* Aim
Make an exact copy of all the data.

[Dataset excerpt]
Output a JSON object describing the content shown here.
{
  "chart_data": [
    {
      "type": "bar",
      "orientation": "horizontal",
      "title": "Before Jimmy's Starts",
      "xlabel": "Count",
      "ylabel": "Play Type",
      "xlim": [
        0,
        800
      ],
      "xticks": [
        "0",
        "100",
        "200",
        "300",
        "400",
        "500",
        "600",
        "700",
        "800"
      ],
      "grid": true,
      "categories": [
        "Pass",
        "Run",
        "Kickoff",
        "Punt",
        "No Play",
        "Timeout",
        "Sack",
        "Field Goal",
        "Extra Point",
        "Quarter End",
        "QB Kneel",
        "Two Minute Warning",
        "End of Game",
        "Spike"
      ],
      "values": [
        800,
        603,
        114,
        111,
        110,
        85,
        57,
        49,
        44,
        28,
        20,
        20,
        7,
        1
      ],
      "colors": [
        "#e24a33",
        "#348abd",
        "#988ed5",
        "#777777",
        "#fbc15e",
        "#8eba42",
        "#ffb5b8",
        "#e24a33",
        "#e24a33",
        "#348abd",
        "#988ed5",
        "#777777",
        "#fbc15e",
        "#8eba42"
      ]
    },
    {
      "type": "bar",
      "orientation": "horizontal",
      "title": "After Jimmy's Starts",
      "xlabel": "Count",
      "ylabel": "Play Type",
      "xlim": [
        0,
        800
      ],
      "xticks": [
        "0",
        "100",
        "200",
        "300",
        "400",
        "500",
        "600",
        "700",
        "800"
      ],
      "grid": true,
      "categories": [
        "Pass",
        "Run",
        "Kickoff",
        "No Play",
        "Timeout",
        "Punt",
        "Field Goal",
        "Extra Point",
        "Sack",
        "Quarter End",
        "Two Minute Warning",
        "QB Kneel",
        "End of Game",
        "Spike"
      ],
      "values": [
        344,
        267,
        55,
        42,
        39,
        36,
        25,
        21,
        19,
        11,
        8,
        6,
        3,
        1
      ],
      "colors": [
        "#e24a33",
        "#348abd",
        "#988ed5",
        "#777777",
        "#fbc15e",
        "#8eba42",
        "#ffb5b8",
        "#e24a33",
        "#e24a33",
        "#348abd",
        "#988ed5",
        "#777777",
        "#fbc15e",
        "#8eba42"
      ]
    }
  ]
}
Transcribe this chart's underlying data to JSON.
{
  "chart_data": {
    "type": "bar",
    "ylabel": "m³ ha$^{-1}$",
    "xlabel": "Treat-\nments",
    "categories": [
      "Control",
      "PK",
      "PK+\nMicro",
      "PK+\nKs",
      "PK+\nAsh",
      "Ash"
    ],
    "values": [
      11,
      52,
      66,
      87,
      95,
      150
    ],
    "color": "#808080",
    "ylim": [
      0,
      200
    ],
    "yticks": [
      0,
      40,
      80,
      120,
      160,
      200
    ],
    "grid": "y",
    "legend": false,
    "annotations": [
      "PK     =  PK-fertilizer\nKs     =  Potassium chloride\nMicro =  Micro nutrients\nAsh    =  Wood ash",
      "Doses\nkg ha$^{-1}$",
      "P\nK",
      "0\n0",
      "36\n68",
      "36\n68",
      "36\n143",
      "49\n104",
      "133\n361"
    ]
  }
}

* Exercise response
Output a JSON object describing the content shown here.
{
  "chart_data": [
    {
      "type": "bar",
      "orientation": "horizontal",
      "title": "Before Jimmy's Starts",
      "xlabel": "Count",
      "ylabel": "Play Type",
      "xlim": [
        0,
        800
      ],
      "xticks": [
        "0",
        "100",
        "200",
        "300",
        "400",
        "500",
        "600",
        "700",
        "800"
      ],
      "grid": true,
      "categories": [
        "Pass",
        "Run",
        "Kickoff",
        "Punt",
        "No Play",
        "Timeout",
        "Sack",
        "Field Goal",
        "Extra Point",
        "Quarter End",
        "QB Kneel",
        "Two Minute Warning",
        "End of Game",
        "Spike"
      ],
      "values": [
        800,
        603,
        114,
        111,
        110,
        85,
        57,
        49,
        44,
        28,
        20,
        20,
        7,
        1
      ],
      "colors": [
        "#e24a33",
        "#348abd",
        "#988ed5",
        "#777777",
        "#fbc15e",
        "#8eba42",
        "#ffb5b8",
        "#e24a33",
        "#e24a33",
        "#348abd",
        "#988ed5",
        "#777777",
        "#fbc15e",
        "#8eba42"
      ]
    },
    {
      "type": "bar",
      "orientation": "horizontal",
      "title": "After Jimmy's Starts",
      "xlabel": "Count",
      "ylabel": "Play Type",
      "xlim": [
        0,
        800
      ],
      "xticks": [
        "0",
        "100",
        "200",
        "300",
        "400",
        "500",
        "600",
        "700",
        "800"
      ],
      "grid": true,
      "categories": [
        "Pass",
        "Run",
        "Kickoff",
        "No Play",
        "Timeout",
        "Punt",
        "Field Goal",
        "Extra Point",
        "Sack",
        "Quarter End",
        "Two Minute Warning",
        "QB Kneel",
        "End of Game",
        "Spike"
      ],
      "values": [
        344,
        267,
        55,
        42,
        39,
        36,
        25,
        21,
        19,
        11,
        8,
        6,
        3,
        1
      ],
      "colors": [
        "#e24a33",
        "#348abd",
        "#988ed5",
        "#777777",
        "#fbc15e",
        "#8eba42",
        "#ffb5b8",
        "#e24a33",
        "#e24a33",
        "#348abd",
        "#988ed5",
        "#777777",
        "#fbc15e",
        "#8eba42"
      ]
    }
  ]
}
Transcribe this chart's underlying data to JSON.
{
  "chart_data": {
    "type": "bar",
    "ylabel": "m³ ha$^{-1}$",
    "xlabel": "Treat-\nments",
    "categories": [
      "Control",
      "PK",
      "PK+\nMicro",
      "PK+\nKs",
      "PK+\nAsh",
      "Ash"
    ],
    "values": [
      11,
      52,
      66,
      87,
      95,
      150
    ],
    "color": "#808080",
    "ylim": [
      0,
      200
    ],
    "yticks": [
      0,
      40,
      80,
      120,
      160,
      200
    ],
    "grid": "y",
    "legend": false,
    "annotations": [
      "PK     =  PK-fertilizer\nKs     =  Potassium chloride\nMicro =  Micro nutrients\nAsh    =  Wood ash",
      "Doses\nkg ha$^{-1}$",
      "P\nK",
      "0\n0",
      "36\n68",
      "36\n68",
      "36\n143",
      "49\n104",
      "133\n361"
    ]
  }
}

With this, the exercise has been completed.